> _Excerpted records_:

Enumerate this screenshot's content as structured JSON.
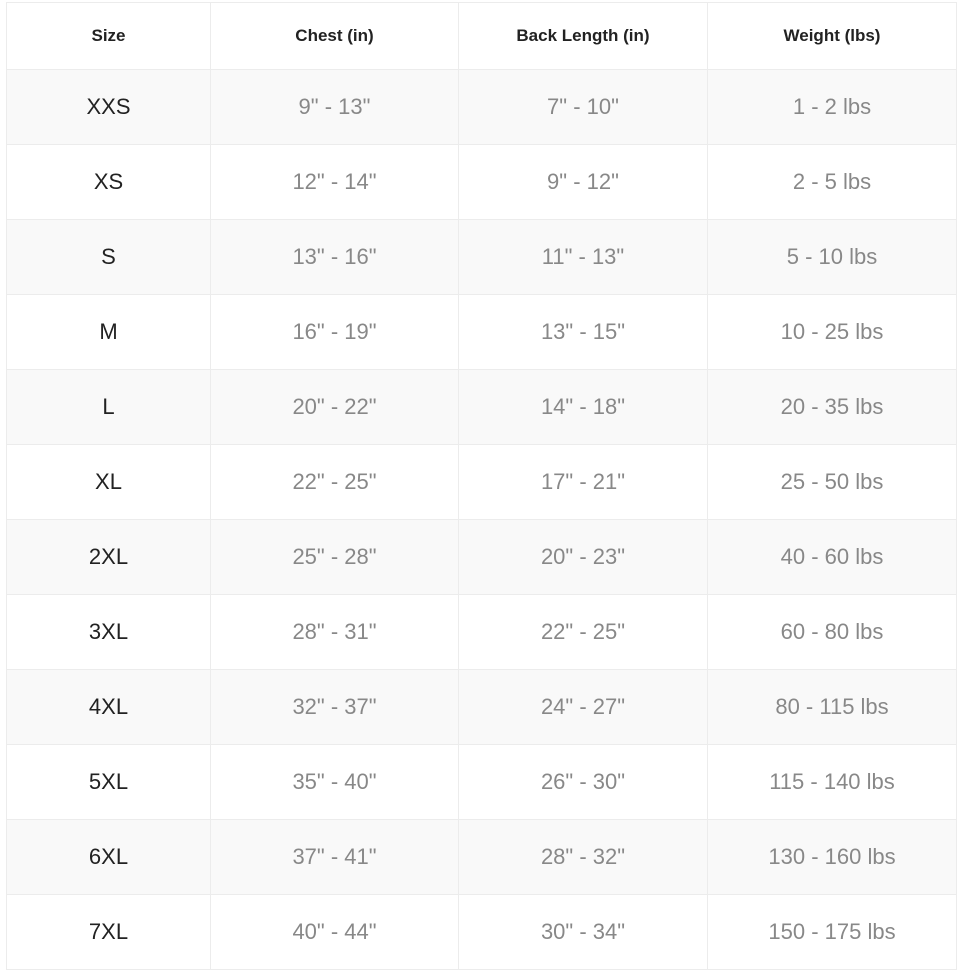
{
  "table": {
    "headers": [
      "Size",
      "Chest (in)",
      "Back Length (in)",
      "Weight (lbs)"
    ],
    "rows": [
      [
        "XXS",
        "9\" - 13\"",
        "7\" - 10\"",
        "1 - 2 lbs"
      ],
      [
        "XS",
        "12\" - 14\"",
        "9\" - 12\"",
        "2 - 5 lbs"
      ],
      [
        "S",
        "13\" - 16\"",
        "11\" - 13\"",
        "5 - 10 lbs"
      ],
      [
        "M",
        "16\" - 19\"",
        "13\" - 15\"",
        "10 - 25 lbs"
      ],
      [
        "L",
        "20\" - 22\"",
        "14\" - 18\"",
        "20 - 35 lbs"
      ],
      [
        "XL",
        "22\" - 25\"",
        "17\" - 21\"",
        "25 - 50 lbs"
      ],
      [
        "2XL",
        "25\" - 28\"",
        "20\" - 23\"",
        "40 - 60 lbs"
      ],
      [
        "3XL",
        "28\" - 31\"",
        "22\" - 25\"",
        "60 - 80 lbs"
      ],
      [
        "4XL",
        "32\" - 37\"",
        "24\" - 27\"",
        "80 - 115 lbs"
      ],
      [
        "5XL",
        "35\" - 40\"",
        "26\" - 30\"",
        "115 - 140 lbs"
      ],
      [
        "6XL",
        "37\" - 41\"",
        "28\" - 32\"",
        "130 - 160 lbs"
      ],
      [
        "7XL",
        "40\" - 44\"",
        "30\" - 34\"",
        "150 - 175 lbs"
      ]
    ]
  }
}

> _Set exercise_:
Each entry above should be reproduced exactly, with the pictures removed.

> _The response_:
Enumerate this screenshot's content as structured JSON.
{
  "table": {
    "headers": [
      "Size",
      "Chest (in)",
      "Back Length (in)",
      "Weight (lbs)"
    ],
    "rows": [
      [
        "XXS",
        "9\" - 13\"",
        "7\" - 10\"",
        "1 - 2 lbs"
      ],
      [
        "XS",
        "12\" - 14\"",
        "9\" - 12\"",
        "2 - 5 lbs"
      ],
      [
        "S",
        "13\" - 16\"",
        "11\" - 13\"",
        "5 - 10 lbs"
      ],
      [
        "M",
        "16\" - 19\"",
        "13\" - 15\"",
        "10 - 25 lbs"
      ],
      [
        "L",
        "20\" - 22\"",
        "14\" - 18\"",
        "20 - 35 lbs"
      ],
      [
        "XL",
        "22\" - 25\"",
        "17\" - 21\"",
        "25 - 50 lbs"
      ],
      [
        "2XL",
        "25\" - 28\"",
        "20\" - 23\"",
        "40 - 60 lbs"
      ],
      [
        "3XL",
        "28\" - 31\"",
        "22\" - 25\"",
        "60 - 80 lbs"
      ],
      [
        "4XL",
        "32\" - 37\"",
        "24\" - 27\"",
        "80 - 115 lbs"
      ],
      [
        "5XL",
        "35\" - 40\"",
        "26\" - 30\"",
        "115 - 140 lbs"
      ],
      [
        "6XL",
        "37\" - 41\"",
        "28\" - 32\"",
        "130 - 160 lbs"
      ],
      [
        "7XL",
        "40\" - 44\"",
        "30\" - 34\"",
        "150 - 175 lbs"
      ]
    ]
  }
}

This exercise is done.